§ STATED PROBLEM: Retype the data line for line, starting with its very first line and stopping after the line that contains "row-expense-type (444, 771, 468, 793)". Include both of those lines.

— Start ENTRIES SHOWN —

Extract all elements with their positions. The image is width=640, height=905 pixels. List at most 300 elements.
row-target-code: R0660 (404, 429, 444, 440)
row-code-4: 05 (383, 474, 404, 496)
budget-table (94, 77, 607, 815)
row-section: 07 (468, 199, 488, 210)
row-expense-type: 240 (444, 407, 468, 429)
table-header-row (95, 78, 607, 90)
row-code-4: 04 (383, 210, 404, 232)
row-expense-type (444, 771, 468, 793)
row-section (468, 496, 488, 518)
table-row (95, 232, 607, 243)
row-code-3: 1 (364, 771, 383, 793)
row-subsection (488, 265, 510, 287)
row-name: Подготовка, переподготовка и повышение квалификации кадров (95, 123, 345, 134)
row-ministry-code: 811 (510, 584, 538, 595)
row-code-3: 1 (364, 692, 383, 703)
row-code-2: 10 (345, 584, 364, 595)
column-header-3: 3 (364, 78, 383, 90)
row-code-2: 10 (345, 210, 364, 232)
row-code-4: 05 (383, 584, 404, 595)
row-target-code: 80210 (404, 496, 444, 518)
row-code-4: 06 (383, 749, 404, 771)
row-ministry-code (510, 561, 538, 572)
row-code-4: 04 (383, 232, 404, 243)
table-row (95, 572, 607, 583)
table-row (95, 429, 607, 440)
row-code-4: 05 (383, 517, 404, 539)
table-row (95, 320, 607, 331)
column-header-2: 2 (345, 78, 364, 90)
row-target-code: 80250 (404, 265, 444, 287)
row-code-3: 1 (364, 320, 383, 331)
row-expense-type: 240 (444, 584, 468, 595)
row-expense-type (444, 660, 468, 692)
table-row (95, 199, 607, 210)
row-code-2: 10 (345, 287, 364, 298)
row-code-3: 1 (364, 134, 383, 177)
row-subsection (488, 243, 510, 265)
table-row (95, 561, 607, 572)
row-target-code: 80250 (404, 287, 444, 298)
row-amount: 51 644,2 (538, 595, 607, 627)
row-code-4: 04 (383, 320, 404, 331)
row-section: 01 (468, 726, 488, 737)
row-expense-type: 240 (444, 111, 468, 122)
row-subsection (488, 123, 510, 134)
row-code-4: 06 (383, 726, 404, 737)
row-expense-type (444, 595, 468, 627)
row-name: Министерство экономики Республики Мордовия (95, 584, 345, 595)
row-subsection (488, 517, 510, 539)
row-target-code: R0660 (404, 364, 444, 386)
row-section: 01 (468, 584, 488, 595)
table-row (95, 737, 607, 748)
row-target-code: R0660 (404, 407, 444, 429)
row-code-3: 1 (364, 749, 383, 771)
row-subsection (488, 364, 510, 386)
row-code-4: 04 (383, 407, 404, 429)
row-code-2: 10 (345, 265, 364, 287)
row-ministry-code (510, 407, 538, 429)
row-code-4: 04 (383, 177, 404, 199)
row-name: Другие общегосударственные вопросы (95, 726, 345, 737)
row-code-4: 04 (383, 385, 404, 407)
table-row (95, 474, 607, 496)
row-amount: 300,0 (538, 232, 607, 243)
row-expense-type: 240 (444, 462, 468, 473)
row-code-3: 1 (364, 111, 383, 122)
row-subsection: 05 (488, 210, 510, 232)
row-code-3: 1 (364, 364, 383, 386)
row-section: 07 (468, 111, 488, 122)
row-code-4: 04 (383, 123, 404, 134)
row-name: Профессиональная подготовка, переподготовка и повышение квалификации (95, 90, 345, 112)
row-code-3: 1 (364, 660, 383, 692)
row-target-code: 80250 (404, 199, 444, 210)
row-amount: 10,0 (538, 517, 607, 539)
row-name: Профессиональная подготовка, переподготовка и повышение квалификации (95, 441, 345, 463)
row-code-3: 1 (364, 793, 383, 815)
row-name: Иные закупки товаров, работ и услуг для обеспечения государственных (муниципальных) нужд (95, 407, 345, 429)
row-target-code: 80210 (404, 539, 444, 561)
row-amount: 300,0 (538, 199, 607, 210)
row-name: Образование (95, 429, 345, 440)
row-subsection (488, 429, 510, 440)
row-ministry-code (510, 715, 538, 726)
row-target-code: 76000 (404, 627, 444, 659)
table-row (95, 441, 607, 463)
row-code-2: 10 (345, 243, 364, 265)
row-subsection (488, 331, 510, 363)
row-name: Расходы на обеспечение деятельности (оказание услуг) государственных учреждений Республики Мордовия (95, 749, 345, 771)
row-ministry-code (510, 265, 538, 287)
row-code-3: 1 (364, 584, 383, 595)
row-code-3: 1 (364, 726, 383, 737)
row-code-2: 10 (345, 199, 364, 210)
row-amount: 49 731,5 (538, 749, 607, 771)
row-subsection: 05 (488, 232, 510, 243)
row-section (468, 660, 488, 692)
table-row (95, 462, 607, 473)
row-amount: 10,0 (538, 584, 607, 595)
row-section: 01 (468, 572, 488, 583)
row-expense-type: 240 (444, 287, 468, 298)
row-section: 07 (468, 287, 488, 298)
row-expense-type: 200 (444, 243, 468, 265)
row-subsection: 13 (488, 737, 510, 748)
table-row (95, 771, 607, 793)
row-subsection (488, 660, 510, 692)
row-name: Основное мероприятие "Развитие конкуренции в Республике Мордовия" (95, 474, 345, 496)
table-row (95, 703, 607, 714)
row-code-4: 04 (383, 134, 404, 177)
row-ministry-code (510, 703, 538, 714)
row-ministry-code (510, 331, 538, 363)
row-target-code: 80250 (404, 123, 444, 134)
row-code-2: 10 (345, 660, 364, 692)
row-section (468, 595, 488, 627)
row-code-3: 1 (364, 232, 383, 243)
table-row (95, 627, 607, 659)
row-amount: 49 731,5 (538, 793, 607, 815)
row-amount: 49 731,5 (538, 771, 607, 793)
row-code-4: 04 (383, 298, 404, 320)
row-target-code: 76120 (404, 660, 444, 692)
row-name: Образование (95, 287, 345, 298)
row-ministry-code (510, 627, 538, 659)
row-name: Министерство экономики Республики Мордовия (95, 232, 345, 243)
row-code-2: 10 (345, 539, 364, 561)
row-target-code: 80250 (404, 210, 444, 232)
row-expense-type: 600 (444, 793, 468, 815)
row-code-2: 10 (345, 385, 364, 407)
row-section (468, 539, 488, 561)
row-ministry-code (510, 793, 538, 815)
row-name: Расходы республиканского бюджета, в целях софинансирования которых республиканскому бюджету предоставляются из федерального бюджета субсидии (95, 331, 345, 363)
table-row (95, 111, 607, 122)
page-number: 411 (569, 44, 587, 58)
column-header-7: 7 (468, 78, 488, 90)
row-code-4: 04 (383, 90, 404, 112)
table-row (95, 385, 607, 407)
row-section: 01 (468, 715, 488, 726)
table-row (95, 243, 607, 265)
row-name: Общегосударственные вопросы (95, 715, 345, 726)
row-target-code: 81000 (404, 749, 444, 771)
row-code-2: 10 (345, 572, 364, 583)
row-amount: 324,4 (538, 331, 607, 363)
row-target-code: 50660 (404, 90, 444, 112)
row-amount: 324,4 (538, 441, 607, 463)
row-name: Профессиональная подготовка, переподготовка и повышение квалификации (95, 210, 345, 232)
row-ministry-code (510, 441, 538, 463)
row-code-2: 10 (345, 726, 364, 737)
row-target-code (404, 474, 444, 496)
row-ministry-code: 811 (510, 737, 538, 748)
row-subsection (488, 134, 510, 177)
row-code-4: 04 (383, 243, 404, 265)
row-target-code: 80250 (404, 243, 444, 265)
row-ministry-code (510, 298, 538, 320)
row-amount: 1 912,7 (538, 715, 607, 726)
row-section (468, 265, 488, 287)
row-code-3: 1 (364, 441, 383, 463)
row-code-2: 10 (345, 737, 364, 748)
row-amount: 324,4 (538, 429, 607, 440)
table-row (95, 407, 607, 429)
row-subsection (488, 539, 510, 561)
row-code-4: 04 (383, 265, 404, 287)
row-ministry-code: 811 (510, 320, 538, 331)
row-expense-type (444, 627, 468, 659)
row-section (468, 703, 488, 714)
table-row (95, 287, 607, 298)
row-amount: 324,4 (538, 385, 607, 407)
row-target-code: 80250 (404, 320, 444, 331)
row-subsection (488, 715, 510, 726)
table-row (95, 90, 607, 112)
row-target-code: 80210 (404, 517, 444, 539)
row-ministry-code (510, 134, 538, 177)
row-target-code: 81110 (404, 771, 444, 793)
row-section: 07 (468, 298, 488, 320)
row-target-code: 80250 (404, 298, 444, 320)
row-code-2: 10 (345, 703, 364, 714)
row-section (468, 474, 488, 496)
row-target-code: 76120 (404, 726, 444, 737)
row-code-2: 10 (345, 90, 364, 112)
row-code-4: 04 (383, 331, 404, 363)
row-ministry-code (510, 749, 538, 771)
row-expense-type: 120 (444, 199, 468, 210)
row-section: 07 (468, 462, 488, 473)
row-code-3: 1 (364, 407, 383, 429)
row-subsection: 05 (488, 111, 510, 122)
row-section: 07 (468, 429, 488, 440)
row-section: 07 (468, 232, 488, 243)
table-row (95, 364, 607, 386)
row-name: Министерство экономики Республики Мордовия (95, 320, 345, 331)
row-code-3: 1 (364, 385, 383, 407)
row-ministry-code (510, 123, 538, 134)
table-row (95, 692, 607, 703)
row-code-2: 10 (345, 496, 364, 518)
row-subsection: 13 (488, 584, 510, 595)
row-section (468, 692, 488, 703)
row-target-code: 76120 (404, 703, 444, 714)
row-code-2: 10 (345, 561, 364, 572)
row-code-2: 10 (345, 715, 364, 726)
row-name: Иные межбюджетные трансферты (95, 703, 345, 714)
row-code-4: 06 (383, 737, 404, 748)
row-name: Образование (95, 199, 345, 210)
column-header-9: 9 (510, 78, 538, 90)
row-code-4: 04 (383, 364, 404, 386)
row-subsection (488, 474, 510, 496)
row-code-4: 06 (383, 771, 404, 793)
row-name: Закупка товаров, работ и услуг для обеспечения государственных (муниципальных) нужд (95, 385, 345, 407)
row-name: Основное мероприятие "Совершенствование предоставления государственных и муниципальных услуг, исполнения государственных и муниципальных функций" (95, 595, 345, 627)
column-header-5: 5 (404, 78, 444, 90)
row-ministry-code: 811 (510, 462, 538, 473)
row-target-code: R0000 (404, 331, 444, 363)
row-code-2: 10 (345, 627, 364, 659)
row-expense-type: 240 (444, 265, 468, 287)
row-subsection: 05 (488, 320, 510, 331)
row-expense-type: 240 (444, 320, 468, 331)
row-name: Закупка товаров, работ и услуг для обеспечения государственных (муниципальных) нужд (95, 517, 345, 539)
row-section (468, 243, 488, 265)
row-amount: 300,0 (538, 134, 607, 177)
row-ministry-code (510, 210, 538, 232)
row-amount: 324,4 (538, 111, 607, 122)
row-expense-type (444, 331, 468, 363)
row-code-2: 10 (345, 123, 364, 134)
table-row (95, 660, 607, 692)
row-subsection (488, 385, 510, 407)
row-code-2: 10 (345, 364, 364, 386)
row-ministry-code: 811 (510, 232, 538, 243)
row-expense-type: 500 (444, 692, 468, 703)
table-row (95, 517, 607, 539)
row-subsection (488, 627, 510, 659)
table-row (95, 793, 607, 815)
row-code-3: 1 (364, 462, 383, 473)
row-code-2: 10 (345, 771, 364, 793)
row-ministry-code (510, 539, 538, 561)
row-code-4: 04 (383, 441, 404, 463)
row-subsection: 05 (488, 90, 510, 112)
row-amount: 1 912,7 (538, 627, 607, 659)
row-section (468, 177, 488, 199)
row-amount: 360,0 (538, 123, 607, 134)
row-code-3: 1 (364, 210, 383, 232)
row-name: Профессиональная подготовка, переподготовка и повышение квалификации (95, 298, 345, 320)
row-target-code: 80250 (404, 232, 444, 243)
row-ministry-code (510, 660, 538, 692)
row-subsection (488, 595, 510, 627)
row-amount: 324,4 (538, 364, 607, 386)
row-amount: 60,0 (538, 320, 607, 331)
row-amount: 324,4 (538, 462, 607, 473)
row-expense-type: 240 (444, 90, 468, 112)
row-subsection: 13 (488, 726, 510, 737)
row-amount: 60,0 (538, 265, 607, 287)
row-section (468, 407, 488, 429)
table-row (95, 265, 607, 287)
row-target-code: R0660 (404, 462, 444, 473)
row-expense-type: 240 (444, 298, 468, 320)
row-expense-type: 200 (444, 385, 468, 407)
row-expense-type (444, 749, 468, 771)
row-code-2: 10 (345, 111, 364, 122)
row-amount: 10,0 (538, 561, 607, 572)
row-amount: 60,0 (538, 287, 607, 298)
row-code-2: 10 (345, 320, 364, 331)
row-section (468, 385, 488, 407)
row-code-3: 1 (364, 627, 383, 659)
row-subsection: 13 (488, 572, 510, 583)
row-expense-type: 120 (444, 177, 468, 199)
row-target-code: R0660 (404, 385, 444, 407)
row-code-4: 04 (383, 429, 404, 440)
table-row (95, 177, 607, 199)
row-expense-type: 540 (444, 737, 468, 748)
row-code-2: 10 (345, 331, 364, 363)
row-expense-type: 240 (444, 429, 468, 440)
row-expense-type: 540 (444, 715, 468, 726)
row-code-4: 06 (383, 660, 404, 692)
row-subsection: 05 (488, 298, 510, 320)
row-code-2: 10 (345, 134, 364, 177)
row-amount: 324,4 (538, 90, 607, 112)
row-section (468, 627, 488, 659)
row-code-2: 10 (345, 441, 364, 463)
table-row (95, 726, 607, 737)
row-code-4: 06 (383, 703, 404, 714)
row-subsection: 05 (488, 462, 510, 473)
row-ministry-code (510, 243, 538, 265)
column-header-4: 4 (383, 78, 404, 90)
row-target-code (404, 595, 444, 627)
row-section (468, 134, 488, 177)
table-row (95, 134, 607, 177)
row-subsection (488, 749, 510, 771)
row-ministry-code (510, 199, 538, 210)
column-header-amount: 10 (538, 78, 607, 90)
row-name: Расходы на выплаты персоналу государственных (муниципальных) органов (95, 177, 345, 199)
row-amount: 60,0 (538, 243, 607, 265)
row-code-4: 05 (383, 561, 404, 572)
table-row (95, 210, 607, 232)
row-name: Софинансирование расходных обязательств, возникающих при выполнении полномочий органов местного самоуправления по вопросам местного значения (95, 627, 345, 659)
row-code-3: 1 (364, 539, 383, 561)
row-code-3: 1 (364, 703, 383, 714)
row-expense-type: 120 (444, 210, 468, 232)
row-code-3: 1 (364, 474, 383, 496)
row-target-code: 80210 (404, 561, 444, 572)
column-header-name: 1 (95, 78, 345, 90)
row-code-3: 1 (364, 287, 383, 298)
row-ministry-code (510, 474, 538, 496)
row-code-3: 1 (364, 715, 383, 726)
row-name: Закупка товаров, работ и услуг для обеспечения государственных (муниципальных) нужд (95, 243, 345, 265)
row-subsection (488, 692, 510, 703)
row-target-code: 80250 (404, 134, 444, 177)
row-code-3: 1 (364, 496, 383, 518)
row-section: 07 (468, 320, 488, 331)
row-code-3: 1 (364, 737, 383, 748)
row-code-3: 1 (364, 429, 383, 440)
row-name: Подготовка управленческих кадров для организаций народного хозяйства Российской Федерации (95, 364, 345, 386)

— End ENTRIES SHOWN —

§ COMPLETE RESPONSE:
Extract all elements with their positions. The image is width=640, height=905 pixels. List at most 300 elements.
row-target-code: R0660 (404, 429, 444, 440)
row-code-4: 05 (383, 474, 404, 496)
budget-table (94, 77, 607, 815)
row-section: 07 (468, 199, 488, 210)
row-expense-type: 240 (444, 407, 468, 429)
table-header-row (95, 78, 607, 90)
row-code-4: 04 (383, 210, 404, 232)
row-expense-type (444, 771, 468, 793)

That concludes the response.